%%
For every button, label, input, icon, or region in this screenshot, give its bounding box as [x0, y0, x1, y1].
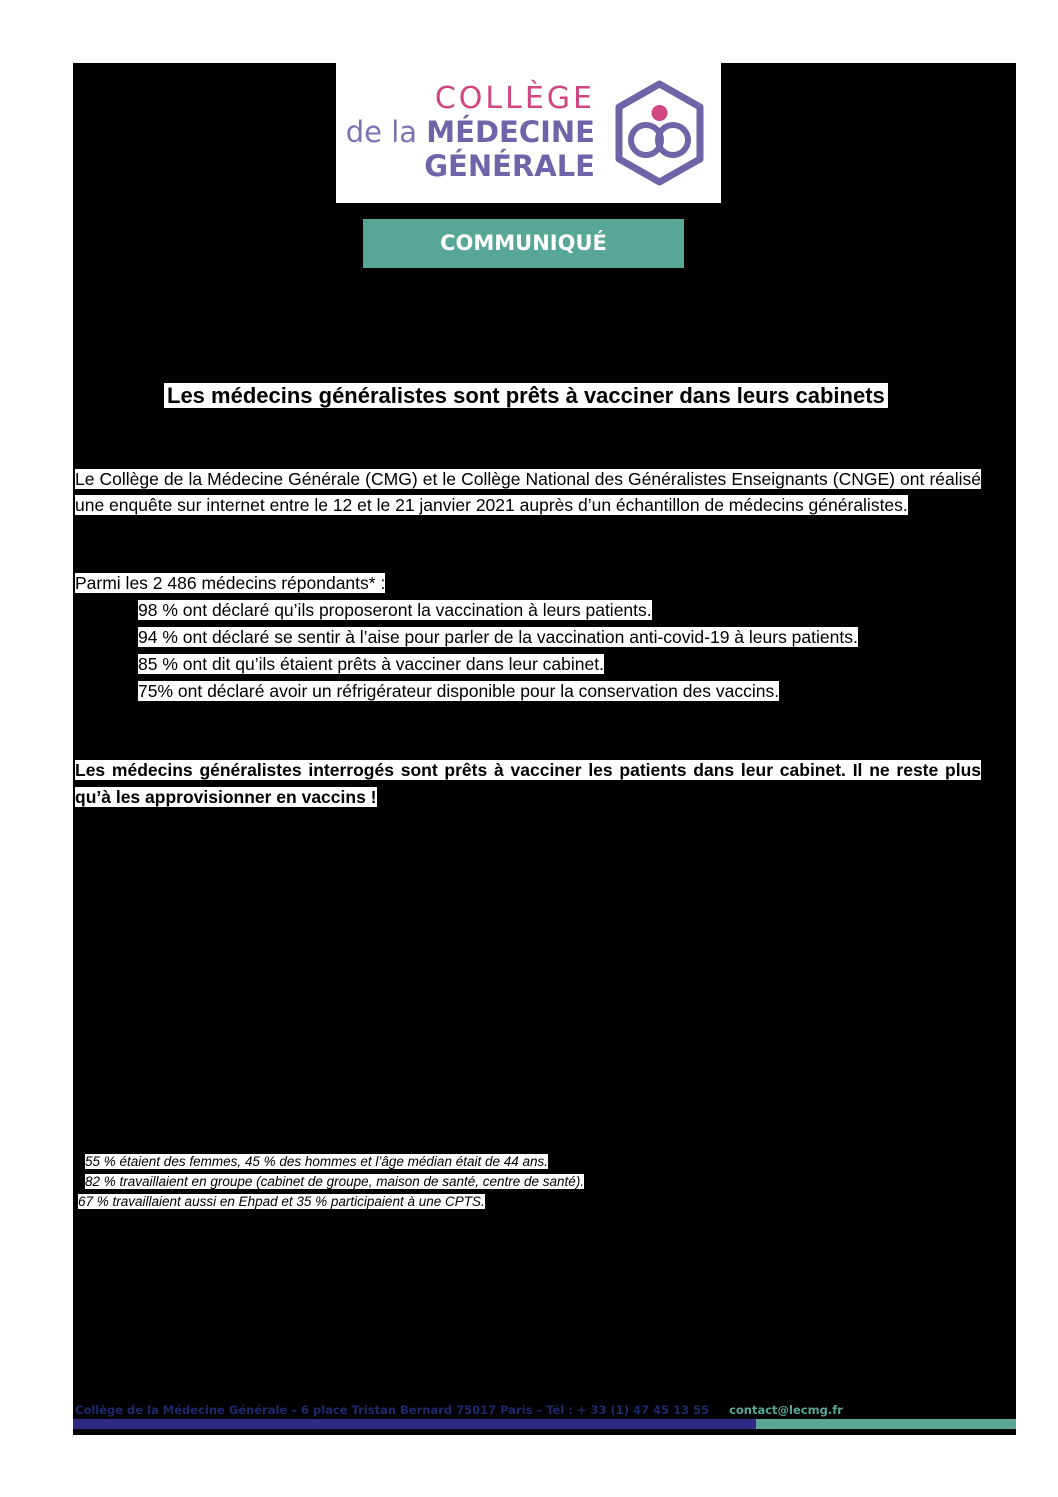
finding-text: 75% ont déclaré avoir un réfrigérateur disponible pour la conservation des vaccins.: [138, 681, 780, 701]
footnote: [78, 1192, 485, 1212]
document-page: [73, 63, 1016, 1435]
communique-banner: COMMUNIQUÉ: [363, 219, 684, 268]
finding-item: [138, 597, 652, 624]
cmg-hexagon-logo-icon: [612, 80, 707, 186]
logo-line-medecine: [345, 115, 595, 149]
logo-line-generale: GÉNÉRALE: [424, 149, 595, 183]
footnote: [85, 1172, 584, 1192]
footnote-text: 82 % travaillaient en groupe (cabinet de groupe, maison de santé, centre de santé).: [85, 1174, 585, 1189]
finding-item: [138, 678, 779, 705]
respondents-intro-text: Parmi les 2 486 médecins répondants* :: [75, 573, 386, 593]
logo-line-de-la: de la: [345, 115, 418, 149]
footer-bar-teal: [756, 1419, 1016, 1429]
intro-paragraph-text: Le Collège de la Médecine Générale (CMG) et le Collège National des Généralistes Enseignants (CNGE) ont réalisé une enquête sur internet entre le 12 et le 21 janvier 2021 auprès d’un échantillon de médecins généralistes.: [75, 469, 981, 516]
logo-line-medecine-bold: MÉDECINE: [426, 115, 595, 149]
footnote-text: 67 % travaillaient aussi en Ehpad et 35 % participaient à une CPTS.: [78, 1194, 485, 1209]
footer-address: Collège de la Médecine Générale – 6 place Tristan Bernard 75017 Paris – Tél : + 33 (1) 47 45 13 55: [75, 1403, 710, 1417]
cmg-logo: [336, 63, 721, 203]
footer-email-link[interactable]: contact@lecmg.fr: [729, 1403, 843, 1417]
logo-line-college: COLLÈGE: [434, 81, 595, 116]
finding-text: 98 % ont déclaré qu’ils proposeront la vaccination à leurs patients.: [138, 600, 652, 620]
title-text: Les médecins généralistes sont prêts à vacciner dans leurs cabinets: [164, 383, 888, 408]
footer-bar-purple: [73, 1419, 756, 1429]
respondents-intro: [75, 570, 385, 597]
footnote: [85, 1152, 548, 1172]
footnote-text: 55 % étaient des femmes, 45 % des hommes et l’âge médian était de 44 ans.: [85, 1154, 549, 1169]
finding-item: [138, 651, 604, 678]
press-release-title: [164, 379, 888, 412]
finding-item: [138, 624, 858, 651]
footer-contact: [75, 1403, 843, 1417]
conclusion-paragraph: [75, 757, 981, 810]
intro-paragraph: [75, 466, 981, 519]
finding-text: 94 % ont déclaré se sentir à l’aise pour parler de la vaccination anti-covid-19 à leurs patients.: [138, 627, 858, 647]
finding-text: 85 % ont dit qu’ils étaient prêts à vacciner dans leur cabinet.: [138, 654, 604, 674]
conclusion-text: Les médecins généralistes interrogés sont prêts à vacciner les patients dans leur cabinet. Il ne reste plus qu’à les approvisionner en vaccins !: [75, 760, 981, 807]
%%
The answer should be the full material above, printed exactly, with no pictures in it.

● **Response**:
For every button, label, input, icon, or region in this screenshot, give its bounding box as [x0, y0, x1, y1].
finding-text: 75% ont déclaré avoir un réfrigérateur disponible pour la conservation des vaccins.: [138, 681, 780, 701]
footnote: [78, 1192, 485, 1212]
document-page: [73, 63, 1016, 1435]
communique-banner: COMMUNIQUÉ: [363, 219, 684, 268]
finding-item: [138, 597, 652, 624]
cmg-hexagon-logo-icon: [612, 80, 707, 186]
logo-line-medecine: [345, 115, 595, 149]
logo-line-generale: GÉNÉRALE: [424, 149, 595, 183]
footnote: [85, 1172, 584, 1192]
footnote-text: 82 % travaillaient en groupe (cabinet de groupe, maison de santé, centre de santé).: [85, 1174, 585, 1189]
finding-item: [138, 678, 779, 705]
respondents-intro-text: Parmi les 2 486 médecins répondants* :: [75, 573, 386, 593]
logo-line-de-la: de la: [345, 115, 418, 149]
footer-bar-teal: [756, 1419, 1016, 1429]
intro-paragraph-text: Le Collège de la Médecine Générale (CMG) et le Collège National des Généralistes Enseignants (CNGE) ont réalisé une enquête sur internet entre le 12 et le 21 janvier 2021 auprès d’un échantillon de médecins généralistes.: [75, 469, 981, 516]
logo-line-medecine-bold: MÉDECINE: [426, 115, 595, 149]
footnote-text: 67 % travaillaient aussi en Ehpad et 35 % participaient à une CPTS.: [78, 1194, 485, 1209]
footer-address: Collège de la Médecine Générale – 6 place Tristan Bernard 75017 Paris – Tél : + 33 (1) 47 45 13 55: [75, 1403, 710, 1417]
cmg-logo: [336, 63, 721, 203]
footer-email-link[interactable]: contact@lecmg.fr: [729, 1403, 843, 1417]
logo-line-college: COLLÈGE: [434, 81, 595, 116]
finding-text: 98 % ont déclaré qu’ils proposeront la vaccination à leurs patients.: [138, 600, 652, 620]
title-text: Les médecins généralistes sont prêts à vacciner dans leurs cabinets: [164, 383, 888, 408]
footer-bar-purple: [73, 1419, 756, 1429]
respondents-intro: [75, 570, 385, 597]
footnote: [85, 1152, 548, 1172]
footnote-text: 55 % étaient des femmes, 45 % des hommes et l’âge médian était de 44 ans.: [85, 1154, 549, 1169]
finding-item: [138, 651, 604, 678]
press-release-title: [164, 379, 888, 412]
finding-item: [138, 624, 858, 651]
footer-contact: [75, 1403, 843, 1417]
conclusion-paragraph: [75, 757, 981, 810]
intro-paragraph: [75, 466, 981, 519]
finding-text: 94 % ont déclaré se sentir à l’aise pour parler de la vaccination anti-covid-19 à leurs patients.: [138, 627, 858, 647]
finding-text: 85 % ont dit qu’ils étaient prêts à vacciner dans leur cabinet.: [138, 654, 604, 674]
conclusion-text: Les médecins généralistes interrogés sont prêts à vacciner les patients dans leur cabinet. Il ne reste plus qu’à les approvisionner en vaccins !: [75, 760, 981, 807]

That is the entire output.